Saved entries
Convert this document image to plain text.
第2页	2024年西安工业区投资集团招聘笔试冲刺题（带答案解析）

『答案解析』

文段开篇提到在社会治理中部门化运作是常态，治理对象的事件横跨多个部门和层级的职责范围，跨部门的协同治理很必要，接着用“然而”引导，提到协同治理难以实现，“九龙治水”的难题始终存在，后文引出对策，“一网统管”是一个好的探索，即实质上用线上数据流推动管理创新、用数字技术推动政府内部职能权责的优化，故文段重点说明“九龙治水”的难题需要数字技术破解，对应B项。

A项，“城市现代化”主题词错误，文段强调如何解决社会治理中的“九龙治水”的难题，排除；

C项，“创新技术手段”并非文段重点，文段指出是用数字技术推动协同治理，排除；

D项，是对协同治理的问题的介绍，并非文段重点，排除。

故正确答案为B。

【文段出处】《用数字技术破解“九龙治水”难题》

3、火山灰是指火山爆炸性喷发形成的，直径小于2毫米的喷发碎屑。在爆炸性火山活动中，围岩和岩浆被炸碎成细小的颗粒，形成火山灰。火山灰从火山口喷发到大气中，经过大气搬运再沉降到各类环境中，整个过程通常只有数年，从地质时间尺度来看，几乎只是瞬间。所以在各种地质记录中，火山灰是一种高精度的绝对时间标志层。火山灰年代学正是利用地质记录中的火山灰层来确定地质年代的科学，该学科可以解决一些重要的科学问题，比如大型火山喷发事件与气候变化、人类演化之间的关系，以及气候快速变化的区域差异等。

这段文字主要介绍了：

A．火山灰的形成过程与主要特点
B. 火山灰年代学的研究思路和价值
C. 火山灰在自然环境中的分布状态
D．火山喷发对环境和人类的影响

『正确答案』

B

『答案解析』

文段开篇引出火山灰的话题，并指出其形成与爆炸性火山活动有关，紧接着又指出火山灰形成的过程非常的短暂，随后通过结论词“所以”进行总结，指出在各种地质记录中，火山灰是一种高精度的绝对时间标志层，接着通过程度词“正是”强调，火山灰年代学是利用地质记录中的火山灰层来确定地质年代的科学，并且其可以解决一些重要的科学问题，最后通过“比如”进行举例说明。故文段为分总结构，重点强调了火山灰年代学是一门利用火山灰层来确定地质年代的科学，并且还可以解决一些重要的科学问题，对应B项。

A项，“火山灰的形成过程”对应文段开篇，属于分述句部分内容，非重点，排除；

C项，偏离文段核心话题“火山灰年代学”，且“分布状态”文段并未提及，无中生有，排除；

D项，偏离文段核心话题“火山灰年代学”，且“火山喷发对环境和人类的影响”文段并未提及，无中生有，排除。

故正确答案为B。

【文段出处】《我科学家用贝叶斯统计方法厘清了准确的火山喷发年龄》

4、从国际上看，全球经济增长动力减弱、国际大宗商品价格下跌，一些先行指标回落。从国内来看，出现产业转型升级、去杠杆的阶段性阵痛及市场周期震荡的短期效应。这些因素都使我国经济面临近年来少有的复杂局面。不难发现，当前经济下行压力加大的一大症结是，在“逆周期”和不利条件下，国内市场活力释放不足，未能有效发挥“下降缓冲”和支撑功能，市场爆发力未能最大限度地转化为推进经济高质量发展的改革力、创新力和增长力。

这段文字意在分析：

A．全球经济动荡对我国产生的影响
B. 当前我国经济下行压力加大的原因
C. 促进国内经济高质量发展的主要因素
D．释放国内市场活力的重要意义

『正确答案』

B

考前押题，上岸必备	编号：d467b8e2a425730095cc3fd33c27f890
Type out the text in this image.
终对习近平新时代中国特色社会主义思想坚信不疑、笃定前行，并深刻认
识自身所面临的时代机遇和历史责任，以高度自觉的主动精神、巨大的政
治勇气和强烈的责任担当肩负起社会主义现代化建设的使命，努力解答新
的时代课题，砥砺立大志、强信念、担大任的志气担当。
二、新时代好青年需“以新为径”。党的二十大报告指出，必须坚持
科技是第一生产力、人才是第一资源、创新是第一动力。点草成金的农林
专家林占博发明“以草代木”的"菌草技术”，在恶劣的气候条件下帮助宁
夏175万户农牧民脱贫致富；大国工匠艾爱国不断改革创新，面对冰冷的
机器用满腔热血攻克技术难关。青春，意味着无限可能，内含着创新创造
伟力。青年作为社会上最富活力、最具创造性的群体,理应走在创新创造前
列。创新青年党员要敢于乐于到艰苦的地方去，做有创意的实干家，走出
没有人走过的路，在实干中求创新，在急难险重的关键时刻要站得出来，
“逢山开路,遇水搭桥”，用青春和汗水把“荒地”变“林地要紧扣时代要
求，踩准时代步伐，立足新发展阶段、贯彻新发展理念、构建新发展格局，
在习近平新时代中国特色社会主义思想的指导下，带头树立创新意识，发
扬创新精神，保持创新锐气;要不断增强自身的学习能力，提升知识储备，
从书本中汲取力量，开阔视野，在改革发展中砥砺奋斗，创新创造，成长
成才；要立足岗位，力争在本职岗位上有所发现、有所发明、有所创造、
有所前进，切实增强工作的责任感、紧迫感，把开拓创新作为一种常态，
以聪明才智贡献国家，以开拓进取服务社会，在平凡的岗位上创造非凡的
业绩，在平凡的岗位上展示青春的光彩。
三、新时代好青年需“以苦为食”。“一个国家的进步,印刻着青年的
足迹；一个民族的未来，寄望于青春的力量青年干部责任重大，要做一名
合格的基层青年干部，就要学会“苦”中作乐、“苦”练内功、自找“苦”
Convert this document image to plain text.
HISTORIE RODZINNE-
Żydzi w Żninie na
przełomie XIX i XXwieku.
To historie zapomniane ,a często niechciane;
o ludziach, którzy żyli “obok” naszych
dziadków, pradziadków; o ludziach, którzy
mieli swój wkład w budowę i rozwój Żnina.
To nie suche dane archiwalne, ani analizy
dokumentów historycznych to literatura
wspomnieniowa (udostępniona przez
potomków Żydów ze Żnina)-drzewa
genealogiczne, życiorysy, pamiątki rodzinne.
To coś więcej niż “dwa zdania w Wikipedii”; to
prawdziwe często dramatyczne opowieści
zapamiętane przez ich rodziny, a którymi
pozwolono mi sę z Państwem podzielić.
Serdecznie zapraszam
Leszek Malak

- PROBLEM TO SOLVE: Look for the word "火山喷发对环境和人类的影响" and return every line where it occurs.

- COMPLETED EXERCISE:
D．火山喷发对环境和人类的影响
D项，偏离文段核心话题“火山灰年代学”，且“火山喷发对环境和人类的影响”文段并未提及，无中生有，排除。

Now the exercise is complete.